Given data:
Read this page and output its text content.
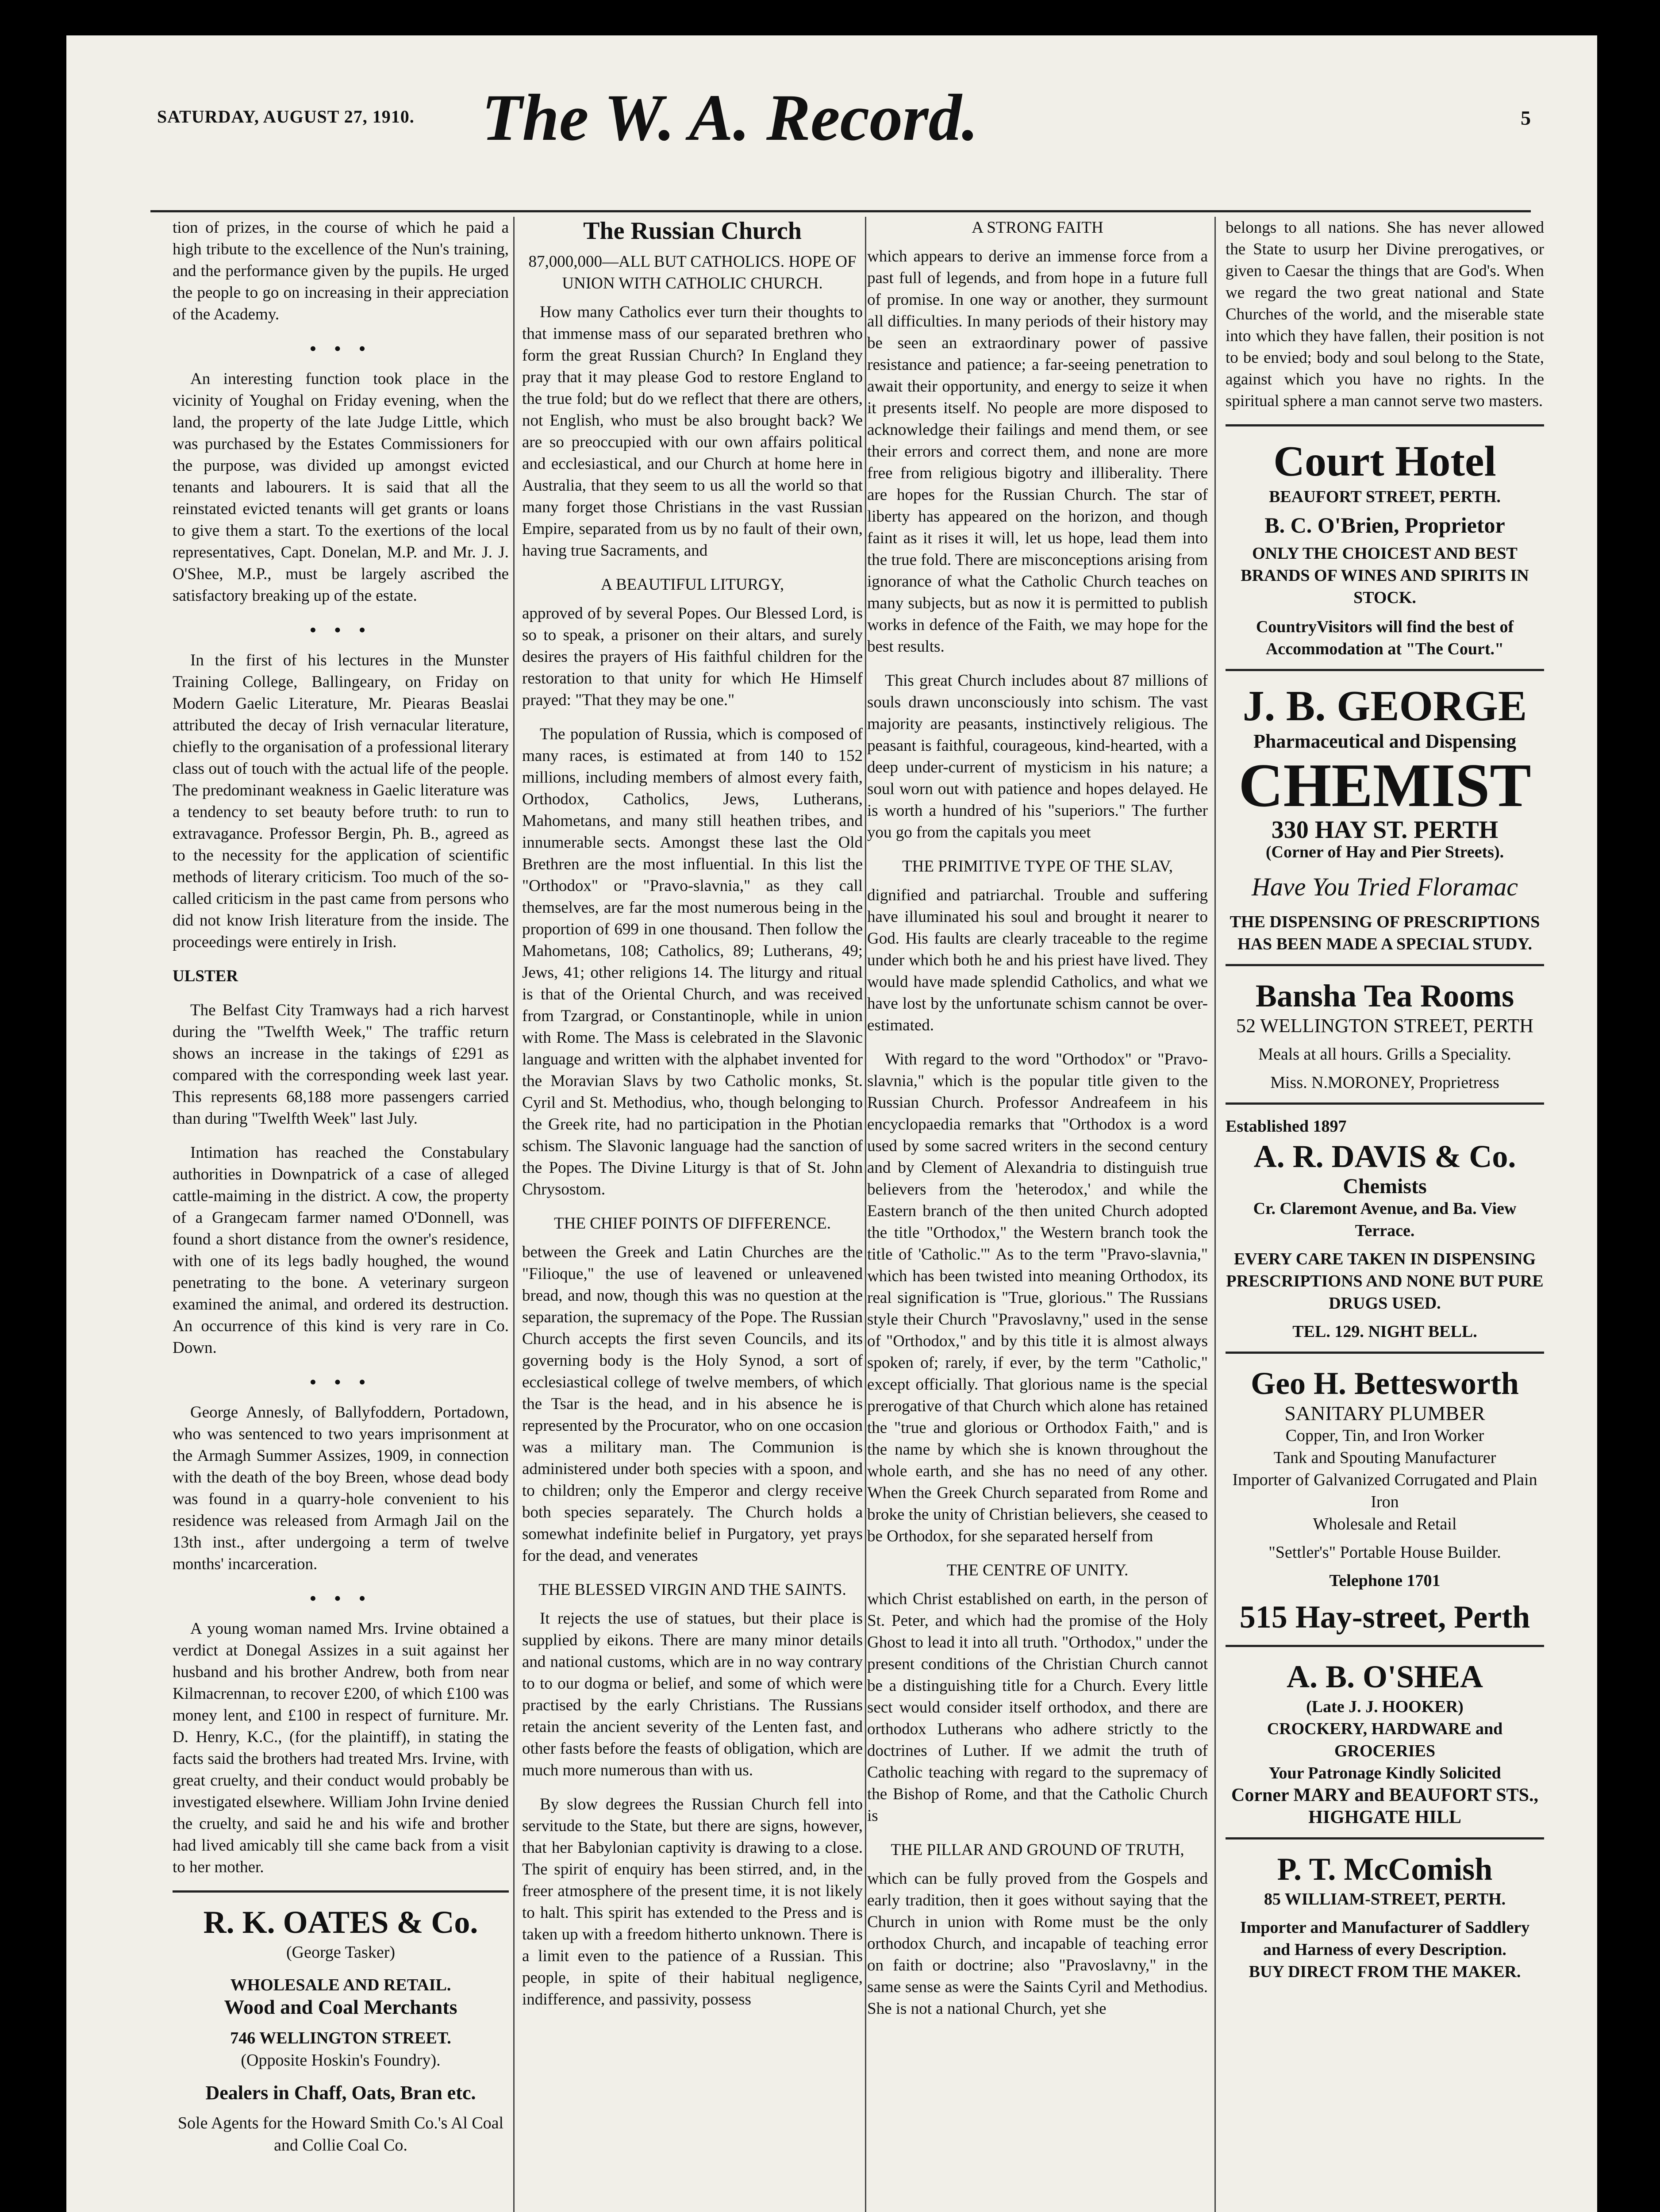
SATURDAY, AUGUST 27, 1910. The W. A. Record.	5

tion of prizes, in the course of which he paid a high tribute to the excellence of the Nun's training, and the performance given by the pupils. He urged the people to go on increasing in their appreciation of the Academy.

• • •

An interesting function took place in the vicinity of Youghal on Friday evening, when the land, the property of the late Judge Little, which was purchased by the Estates Commissioners for the purpose, was divided up amongst evicted tenants and labourers. It is said that all the reinstated evicted tenants will get grants or loans to give them a start. To the exertions of the local representatives, Capt. Donelan, M.P. and Mr. J. J. O'Shee, M.P., must be largely ascribed the satisfactory breaking up of the estate.

• • •

In the first of his lectures in the Munster Training College, Ballingeary, on Friday on Modern Gaelic Literature, Mr. Piearas Beaslai attributed the decay of Irish vernacular literature, chiefly to the organisation of a professional literary class out of touch with the actual life of the people. The predominant weakness in Gaelic literature was a tendency to set beauty before truth: to run to extravagance. Professor Bergin, Ph. B., agreed as to the necessity for the application of scientific methods of literary criticism. Too much of the so-called criticism in the past came from persons who did not know Irish literature from the inside. The proceedings were entirely in Irish.

ULSTER

The Belfast City Tramways had a rich harvest during the "Twelfth Week," The traffic return shows an increase in the takings of £291 as compared with the corresponding week last year. This represents 68,188 more passengers carried than during "Twelfth Week" last July.

Intimation has reached the Constabulary authorities in Downpatrick of a case of alleged cattle-maiming in the district. A cow, the property of a Grangecam farmer named O'Donnell, was found a short distance from the owner's residence, with one of its legs badly houghed, the wound penetrating to the bone. A veterinary surgeon examined the animal, and ordered its destruction. An occurrence of this kind is very rare in Co. Down.

• • •

George Annesly, of Ballyfoddern, Portadown, who was sentenced to two years imprisonment at the Armagh Summer Assizes, 1909, in connection with the death of the boy Breen, whose dead body was found in a quarry-hole convenient to his residence was released from Armagh Jail on the 13th inst., after undergoing a term of twelve months' incarceration.

• • •

A young woman named Mrs. Irvine obtained a verdict at Donegal Assizes in a suit against her husband and his brother Andrew, both from near Kilmacrennan, to recover £200, of which £100 was money lent, and £100 in respect of furniture. Mr. D. Henry, K.C., (for the plaintiff), in stating the facts said the brothers had treated Mrs. Irvine, with great cruelty, and their conduct would probably be investigated elsewhere. William John Irvine denied the cruelty, and said he and his wife and brother had lived amicably till she came back from a visit to her mother.

R. K. OATES & Co.
(George Tasker)
WHOLESALE AND RETAIL.
Wood and Coal Merchants
746 WELLINGTON STREET.
(Opposite Hoskin's Foundry).
Dealers in Chaff, Oats, Bran etc.
Sole Agents for the Howard Smith Co.'s Al Coal and Collie Coal Co.
The Russian Church
87,000,000—ALL BUT CATHOLICS. HOPE OF UNION WITH CATHOLIC CHURCH.

How many Catholics ever turn their thoughts to that immense mass of our separated brethren who form the great Russian Church? In England they pray that it may please God to restore England to the true fold; but do we reflect that there are others, not English, who must be also brought back? We are so preoccupied with our own affairs political and ecclesiastical, and our Church at home here in Australia, that they seem to us all the world so that many forget those Christians in the vast Russian Empire, separated from us by no fault of their own, having true Sacraments, and

A BEAUTIFUL LITURGY,

approved of by several Popes. Our Blessed Lord, is so to speak, a prisoner on their altars, and surely desires the prayers of His faithful children for the restoration to that unity for which He Himself prayed: "That they may be one."

The population of Russia, which is composed of many races, is estimated at from 140 to 152 millions, including members of almost every faith, Orthodox, Catholics, Jews, Lutherans, Mahometans, and many still heathen tribes, and innumerable sects. Amongst these last the Old Brethren are the most influential. In this list the "Orthodox" or "Pravo-slavnia," as they call themselves, are far the most numerous being in the proportion of 699 in one thousand. Then follow the Mahometans, 108; Catholics, 89; Lutherans, 49; Jews, 41; other religions 14. The liturgy and ritual is that of the Oriental Church, and was received from Tzargrad, or Constantinople, while in union with Rome. The Mass is celebrated in the Slavonic language and written with the alphabet invented for the Moravian Slavs by two Catholic monks, St. Cyril and St. Methodius, who, though belonging to the Greek rite, had no participation in the Photian schism. The Slavonic language had the sanction of the Popes. The Divine Liturgy is that of St. John Chrysostom.

THE CHIEF POINTS OF DIFFERENCE.

between the Greek and Latin Churches are the "Filioque," the use of leavened or unleavened bread, and now, though this was no question at the separation, the supremacy of the Pope. The Russian Church accepts the first seven Councils, and its governing body is the Holy Synod, a sort of ecclesiastical college of twelve members, of which the Tsar is the head, and in his absence he is represented by the Procurator, who on one occasion was a military man. The Communion is administered under both species with a spoon, and to children; only the Emperor and clergy receive both species separately. The Church holds a somewhat indefinite belief in Purgatory, yet prays for the dead, and venerates

THE BLESSED VIRGIN AND THE SAINTS.

It rejects the use of statues, but their place is supplied by eikons. There are many minor details and national customs, which are in no way contrary to to our dogma or belief, and some of which were practised by the early Christians. The Russians retain the ancient severity of the Lenten fast, and other fasts before the feasts of obligation, which are much more numerous than with us.

By slow degrees the Russian Church fell into servitude to the State, but there are signs, however, that her Babylonian captivity is drawing to a close. The spirit of enquiry has been stirred, and, in the freer atmosphere of the present time, it is not likely to halt. This spirit has extended to the Press and is taken up with a freedom hitherto unknown. There is a limit even to the patience of a Russian. This people, in spite of their habitual negligence, indifference, and passivity, possess

A STRONG FAITH

which appears to derive an immense force from a past full of legends, and from hope in a future full of promise. In one way or another, they surmount all difficulties. In many periods of their history may be seen an extraordinary power of passive resistance and patience; a far-seeing penetration to await their opportunity, and energy to seize it when it presents itself. No people are more disposed to acknowledge their failings and mend them, or see their errors and correct them, and none are more free from religious bigotry and illiberality. There are hopes for the Russian Church. The star of liberty has appeared on the horizon, and though faint as it rises it will, let us hope, lead them into the true fold. There are misconceptions arising from ignorance of what the Catholic Church teaches on many subjects, but as now it is permitted to publish works in defence of the Faith, we may hope for the best results.

This great Church includes about 87 millions of souls drawn unconsciously into schism. The vast majority are peasants, instinctively religious. The peasant is faithful, courageous, kind-hearted, with a deep under-current of mysticism in his nature; a soul worn out with patience and hopes delayed. He is worth a hundred of his "superiors." The further you go from the capitals you meet

THE PRIMITIVE TYPE OF THE SLAV,

dignified and patriarchal. Trouble and suffering have illuminated his soul and brought it nearer to God. His faults are clearly traceable to the regime under which both he and his priest have lived. They would have made splendid Catholics, and what we have lost by the unfortunate schism cannot be over-estimated.

With regard to the word "Orthodox" or "Pravo-slavnia," which is the popular title given to the Russian Church. Professor Andreafeem in his encyclopaedia remarks that "Orthodox is a word used by some sacred writers in the second century and by Clement of Alexandria to distinguish true believers from the 'heterodox,' and while the Eastern branch of the then united Church adopted the title "Orthodox," the Western branch took the title of 'Catholic.'" As to the term "Pravo-slavnia," which has been twisted into meaning Orthodox, its real signification is "True, glorious." The Russians style their Church "Pravoslavny," used in the sense of "Orthodox," and by this title it is almost always spoken of; rarely, if ever, by the term "Catholic," except officially. That glorious name is the special prerogative of that Church which alone has retained the "true and glorious or Orthodox Faith," and is the name by which she is known throughout the whole earth, and she has no need of any other. When the Greek Church separated from Rome and broke the unity of Christian believers, she ceased to be Orthodox, for she separated herself from

THE CENTRE OF UNITY.

which Christ established on earth, in the person of St. Peter, and which had the promise of the Holy Ghost to lead it into all truth. "Orthodox," under the present conditions of the Christian Church cannot be a distinguishing title for a Church. Every little sect would consider itself orthodox, and there are orthodox Lutherans who adhere strictly to the doctrines of Luther. If we admit the truth of Catholic teaching with regard to the supremacy of the Bishop of Rome, and that the Catholic Church is

THE PILLAR AND GROUND OF TRUTH,

which can be fully proved from the Gospels and early tradition, then it goes without saying that the Church in union with Rome must be the only orthodox Church, and incapable of teaching error on faith or doctrine; also "Pravoslavny," in the same sense as were the Saints Cyril and Methodius. She is not a national Church, yet she

belongs to all nations. She has never allowed the State to usurp her Divine prerogatives, or given to Caesar the things that are God's. When we regard the two great national and State Churches of the world, and the miserable state into which they have fallen, their position is not to be envied; body and soul belong to the State, against which you have no rights. In the spiritual sphere a man cannot serve two masters.

Court Hotel
BEAUFORT STREET, PERTH.
B. C. O'Brien, Proprietor
ONLY THE CHOICEST AND BEST BRANDS OF WINES AND SPIRITS IN STOCK.
CountryVisitors will find the best of Accommodation at "The Court."
J. B. GEORGE
Pharmaceutical and Dispensing
CHEMIST
330 HAY ST. PERTH
(Corner of Hay and Pier Streets).
Have You Tried Floramac
THE DISPENSING OF PRESCRIPTIONS HAS BEEN MADE A SPECIAL STUDY.
Bansha Tea Rooms
52 WELLINGTON STREET, PERTH
Meals at all hours. Grills a Speciality.
Miss. N.MORONEY, Proprietress
Established 1897
A. R. DAVIS & Co.
Chemists
Cr. Claremont Avenue, and Ba. View Terrace.
EVERY CARE TAKEN IN DISPENSING PRESCRIPTIONS AND NONE BUT PURE DRUGS USED.
TEL. 129. NIGHT BELL.
Geo H. Bettesworth
SANITARY PLUMBER
Copper, Tin, and Iron Worker
Tank and Spouting Manufacturer
Importer of Galvanized Corrugated and Plain Iron
Wholesale and Retail
"Settler's" Portable House Builder.
Telephone 1701
515 Hay-street, Perth
A. B. O'SHEA
(Late J. J. HOOKER)
CROCKERY, HARDWARE and GROCERIES
Your Patronage Kindly Solicited
Corner MARY and BEAUFORT STS., HIGHGATE HILL
P. T. McComish
85 WILLIAM-STREET, PERTH.
Importer and Manufacturer of Saddlery and Harness of every Description.
BUY DIRECT FROM THE MAKER.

Work to complete: Give only the number of lines in the data that hold the word "PRESCRIPTIONS".

Result of this exercise: 2